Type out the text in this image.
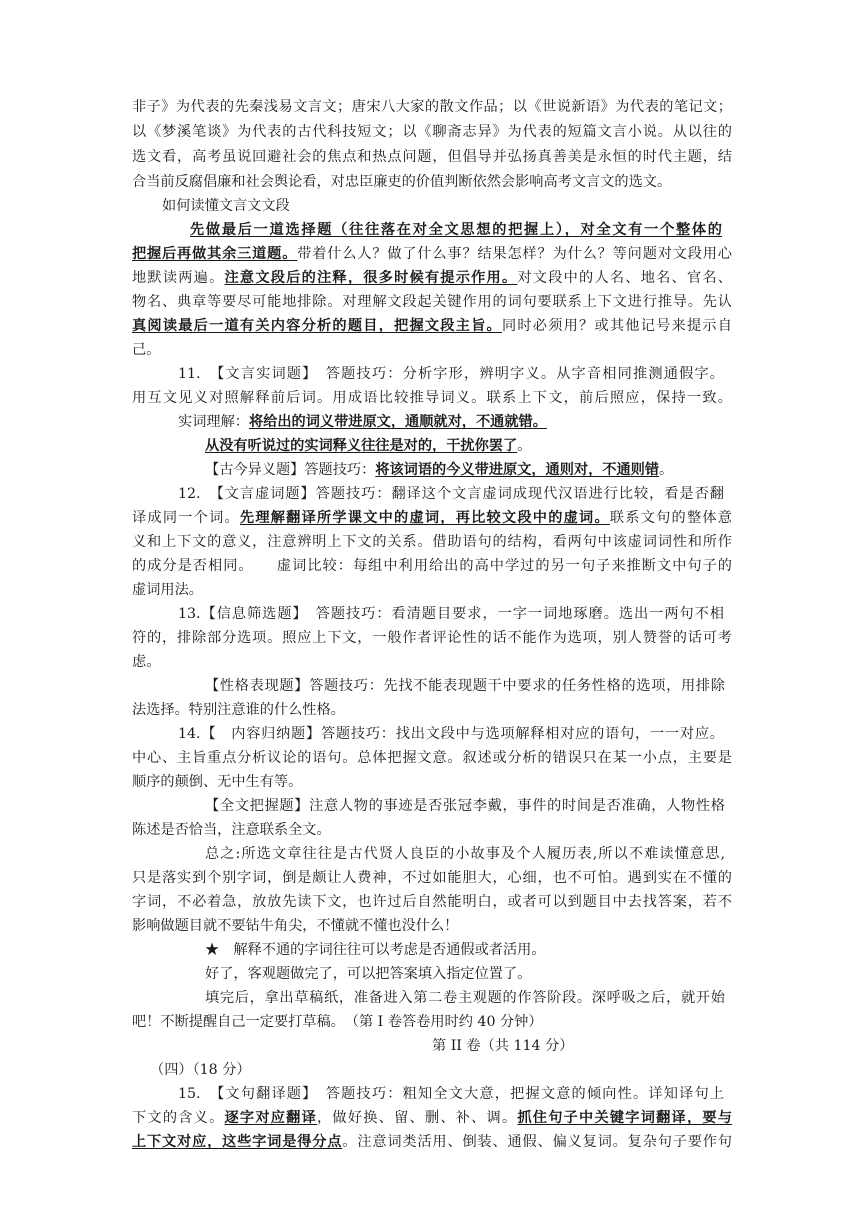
非子》为代表的先秦浅易文言文；唐宋八大家的散文作品；以《世说新语》为代表的笔记文；
以《梦溪笔谈》为代表的古代科技短文；以《聊斋志异》为代表的短篇文言小说。从以往的
选文看，高考虽说回避社会的焦点和热点问题，但倡导并弘扬真善美是永恒的时代主题，结
合当前反腐倡廉和社会舆论看，对忠臣廉吏的价值判断依然会影响高考文言文的选文。
如何读懂文言文文段
先做最后一道选择题（往往落在对全文思想的把握上），对全文有一个整体的
把握后再做其余三道题。带着什么人？做了什么事？结果怎样？为什么？等问题对文段用心
地默读两遍。注意文段后的注释，很多时候有提示作用。对文段中的人名、地名、官名、
物名、典章等要尽可能地排除。对理解文段起关键作用的词句要联系上下文进行推导。先认
真阅读最后一道有关内容分析的题目，把握文段主旨。同时必须用？或其他记号来提示自
己。
11.　【文言实词题】　答题技巧：分析字形，辨明字义。从字音相同推测通假字。
用互文见义对照解释前后词。用成语比较推导词义。联系上下文，前后照应，保持一致。
实词理解：将给出的词义带进原文，通顺就对，不通就错。
从没有听说过的实词释义往往是对的，干扰你罢了。
【古今异义题】答题技巧：将该词语的今义带进原文，通则对，不通则错。
12.　【文言虚词题】答题技巧：翻译这个文言虚词成现代汉语进行比较，看是否翻
译成同一个词。先理解翻译所学课文中的虚词，再比较文段中的虚词。联系文句的整体意
义和上下文的意义，注意辨明上下文的关系。借助语句的结构，看两句中该虚词词性和所作
的成分是否相同。　　虚词比较：每组中利用给出的高中学过的另一句子来推断文中句子的
虚词用法。
13.【信息筛选题】　答题技巧：看清题目要求，一字一词地琢磨。选出一两句不相
符的，排除部分选项。照应上下文，一般作者评论性的话不能作为选项，别人赞誉的话可考
虑。
【性格表现题】答题技巧：先找不能表现题干中要求的任务性格的选项，用排除
法选择。特别注意谁的什么性格。
14.【　内容归纳题】答题技巧：找出文段中与选项解释相对应的语句，一一对应。
中心、主旨重点分析议论的语句。总体把握文意。叙述或分析的错误只在某一小点，主要是
顺序的颠倒、无中生有等。
【全文把握题】注意人物的事迹是否张冠李戴，事件的时间是否准确，人物性格
陈述是否恰当，注意联系全文。
总之:所选文章往往是古代贤人良臣的小故事及个人履历表,所以不难读懂意思,
只是落实到个别字词，倒是颇让人费神，不过如能胆大，心细，也不可怕。遇到实在不懂的
字词，不必着急，放放先读下文，也许过后自然能明白，或者可以到题目中去找答案，若不
影响做题目就不要钻牛角尖，不懂就不懂也没什么！
★　解释不通的字词往往可以考虑是否通假或者活用。
好了，客观题做完了，可以把答案填入指定位置了。
填完后，拿出草稿纸，准备进入第二卷主观题的作答阶段。深呼吸之后，就开始
吧！不断提醒自己一定要打草稿。　（第 I 卷答卷用时约 40 分钟）
第 II 卷（共 114 分）
（四）（18 分）
15.　【文句翻译题】　答题技巧：粗知全文大意，把握文意的倾向性。详知译句上
下文的含义。逐字对应翻译，做好换、留、删、补、调。抓住句子中关键字词翻译，要与
上下文对应，这些字词是得分点。注意词类活用、倒装、通假、偏义复词。复杂句子要作句
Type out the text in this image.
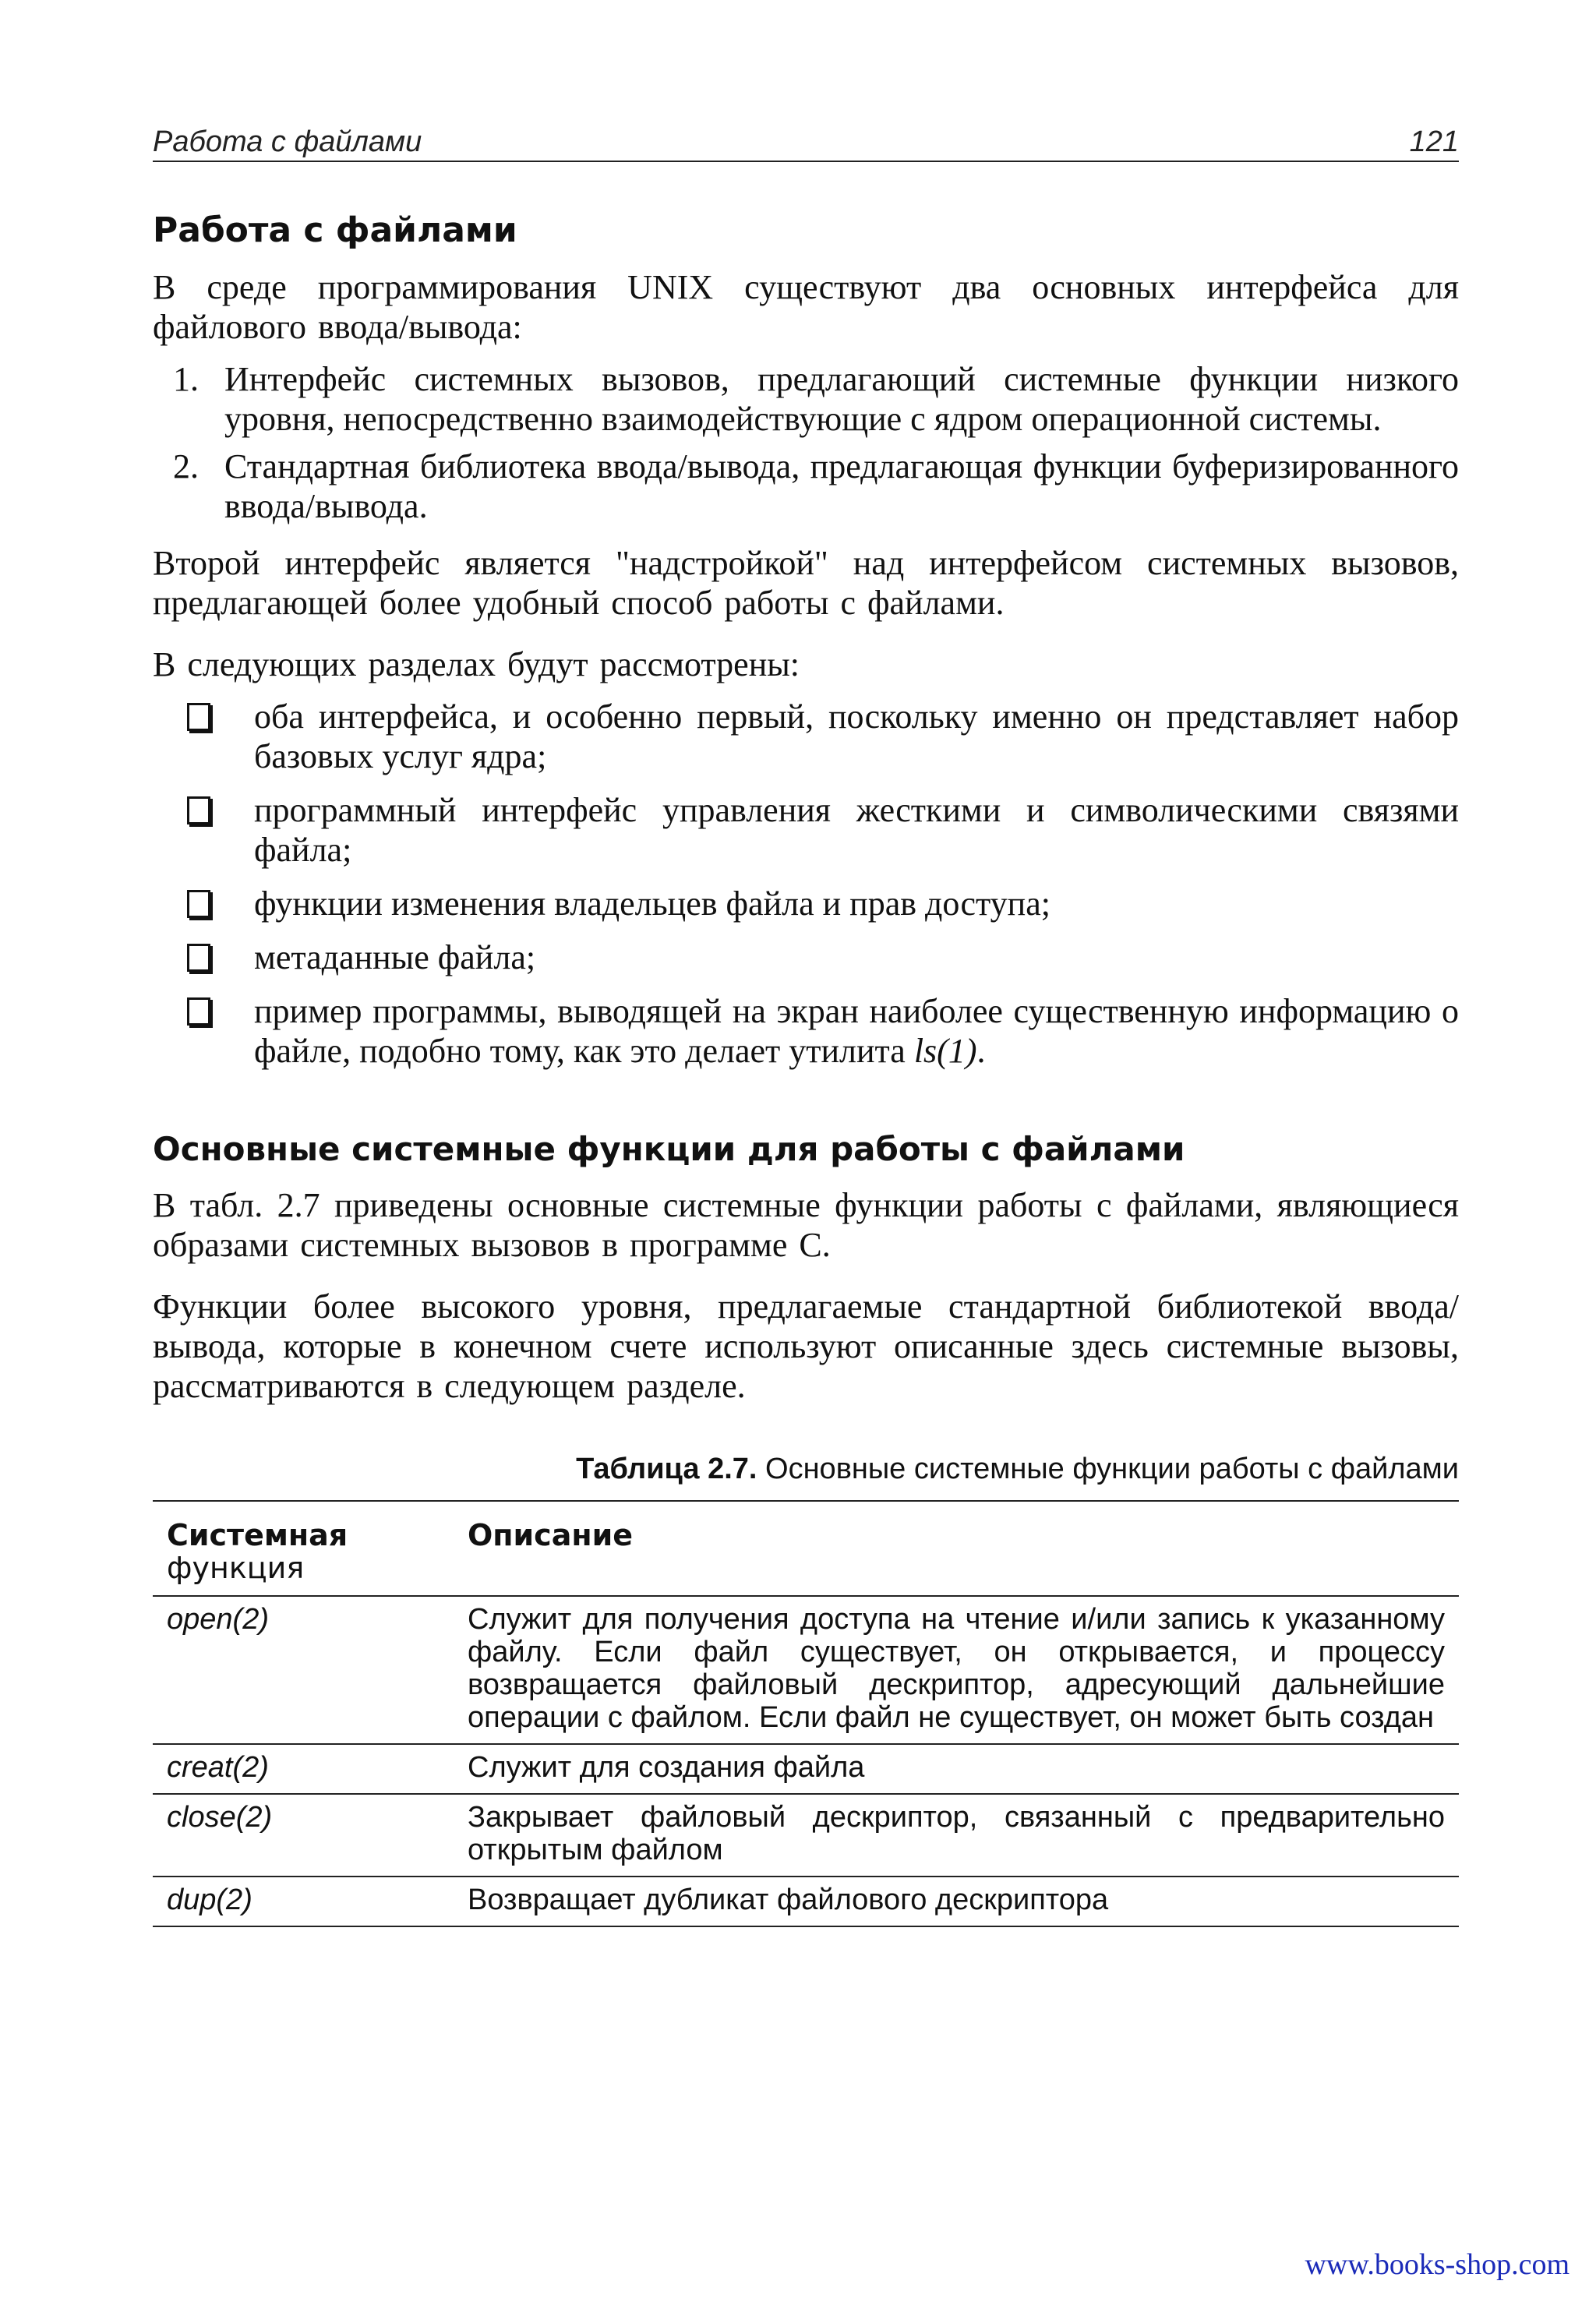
Работа с файлами	121
Работа с файлами

В среде программирования UNIX существуют два основных интерфейса для файлового ввода/вывода:

1. Интерфейс системных вызовов, предлагающий системные функции низкого уровня, непосредственно взаимодействующие с ядром операционной системы.
2. Стандартная библиотека ввода/вывода, предлагающая функции буферизированного ввода/вывода.

Второй интерфейс является "надстройкой" над интерфейсом системных вызовов, предлагающей более удобный способ работы с файлами.

В следующих разделах будут рассмотрены:

оба интерфейса, и особенно первый, поскольку именно он представляет набор базовых услуг ядра;
программный интерфейс управления жесткими и символическими связями файла;
функции изменения владельцев файла и прав доступа;
метаданные файла;
пример программы, выводящей на экран наиболее существенную информацию о файле, подобно тому, как это делает утилита ls(1).
Основные системные функции для работы с файлами

В табл. 2.7 приведены основные системные функции работы с файлами, являющиеся образами системных вызовов в программе С.

Функции более высокого уровня, предлагаемые стандартной библиотекой ввода/вывода, которые в конечном счете используют описанные здесь системные вызовы, рассматриваются в следующем разделе.

Таблица 2.7. Основные системные функции работы с файлами
Системная
функция	Описание

open(2)	Служит для получения доступа на чтение и/или запись к указанному файлу. Если файл существует, он открывается, и процессу возвращается файловый дескриптор, адресующий дальнейшие операции с файлом. Если файл не существует, он может быть создан
creat(2)	Служит для создания файла
close(2)	Закрывает файловый дескриптор, связанный с предварительно открытым файлом
dup(2)	Возвращает дубликат файлового дескриптора
www.books-shop.com
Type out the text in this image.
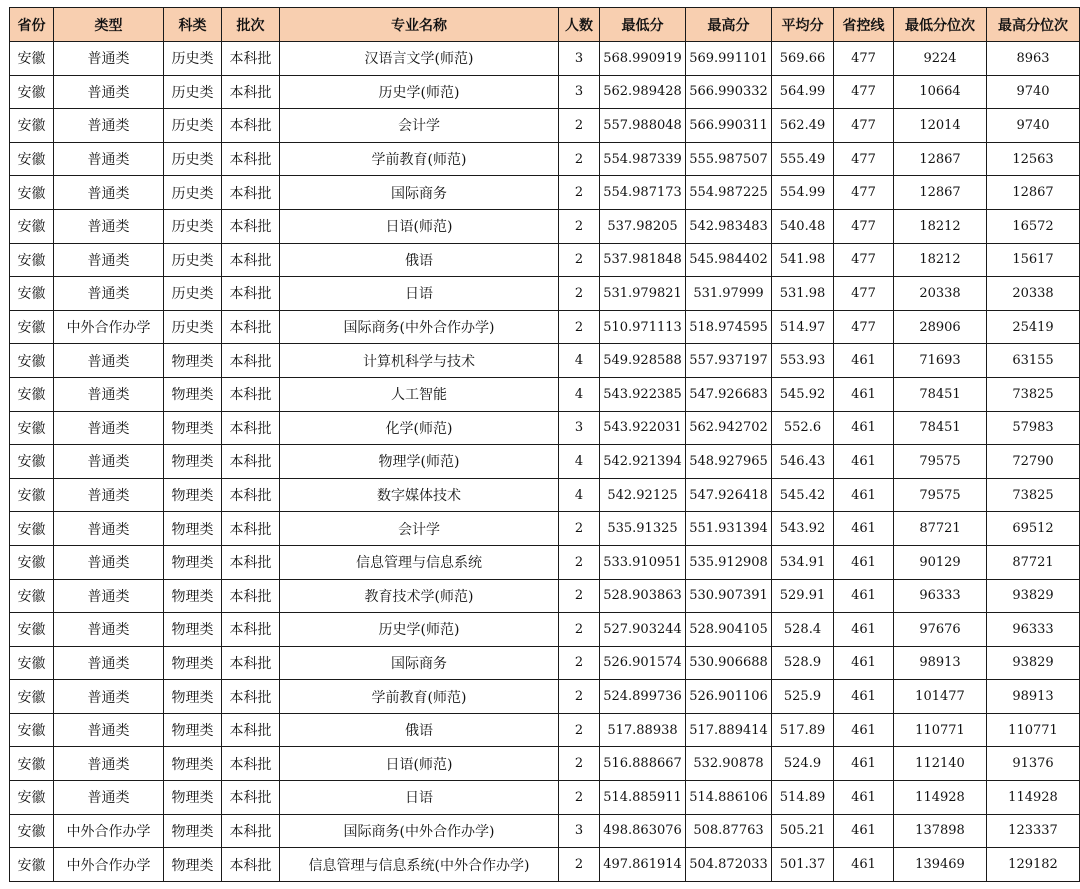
省份	类型	科类	批次	专业名称	人数	最低分	最高分	平均分	省控线	最低分位次	最高分位次
安徽	普通类	历史类	本科批	汉语言文学(师范)	3	568.990919	569.991101	569.66	477	9224	8963
安徽	普通类	历史类	本科批	历史学(师范)	3	562.989428	566.990332	564.99	477	10664	9740
安徽	普通类	历史类	本科批	会计学	2	557.988048	566.990311	562.49	477	12014	9740
安徽	普通类	历史类	本科批	学前教育(师范)	2	554.987339	555.987507	555.49	477	12867	12563
安徽	普通类	历史类	本科批	国际商务	2	554.987173	554.987225	554.99	477	12867	12867
安徽	普通类	历史类	本科批	日语(师范)	2	537.98205	542.983483	540.48	477	18212	16572
安徽	普通类	历史类	本科批	俄语	2	537.981848	545.984402	541.98	477	18212	15617
安徽	普通类	历史类	本科批	日语	2	531.979821	531.97999	531.98	477	20338	20338
安徽	中外合作办学	历史类	本科批	国际商务(中外合作办学)	2	510.971113	518.974595	514.97	477	28906	25419
安徽	普通类	物理类	本科批	计算机科学与技术	4	549.928588	557.937197	553.93	461	71693	63155
安徽	普通类	物理类	本科批	人工智能	4	543.922385	547.926683	545.92	461	78451	73825
安徽	普通类	物理类	本科批	化学(师范)	3	543.922031	562.942702	552.6	461	78451	57983
安徽	普通类	物理类	本科批	物理学(师范)	4	542.921394	548.927965	546.43	461	79575	72790
安徽	普通类	物理类	本科批	数字媒体技术	4	542.92125	547.926418	545.42	461	79575	73825
安徽	普通类	物理类	本科批	会计学	2	535.91325	551.931394	543.92	461	87721	69512
安徽	普通类	物理类	本科批	信息管理与信息系统	2	533.910951	535.912908	534.91	461	90129	87721
安徽	普通类	物理类	本科批	教育技术学(师范)	2	528.903863	530.907391	529.91	461	96333	93829
安徽	普通类	物理类	本科批	历史学(师范)	2	527.903244	528.904105	528.4	461	97676	96333
安徽	普通类	物理类	本科批	国际商务	2	526.901574	530.906688	528.9	461	98913	93829
安徽	普通类	物理类	本科批	学前教育(师范)	2	524.899736	526.901106	525.9	461	101477	98913
安徽	普通类	物理类	本科批	俄语	2	517.88938	517.889414	517.89	461	110771	110771
安徽	普通类	物理类	本科批	日语(师范)	2	516.888667	532.90878	524.9	461	112140	91376
安徽	普通类	物理类	本科批	日语	2	514.885911	514.886106	514.89	461	114928	114928
安徽	中外合作办学	物理类	本科批	国际商务(中外合作办学)	3	498.863076	508.87763	505.21	461	137898	123337
安徽	中外合作办学	物理类	本科批	信息管理与信息系统(中外合作办学)	2	497.861914	504.872033	501.37	461	139469	129182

########################################

Select every line where the word "работы" occurs.

ANSWER TO THIS EXERCISE:
Второй интерфейс является "надстройкой" над интерфейсом системных вызовов, предлагающей более удобный способ работы с файлами.
Основные системные функции для работы с файлами
В табл. 2.7 приведены основные системные функции работы с файлами, являющиеся образами системных вызовов в программе С.
Таблица 2.7. Основные системные функции работы с файлами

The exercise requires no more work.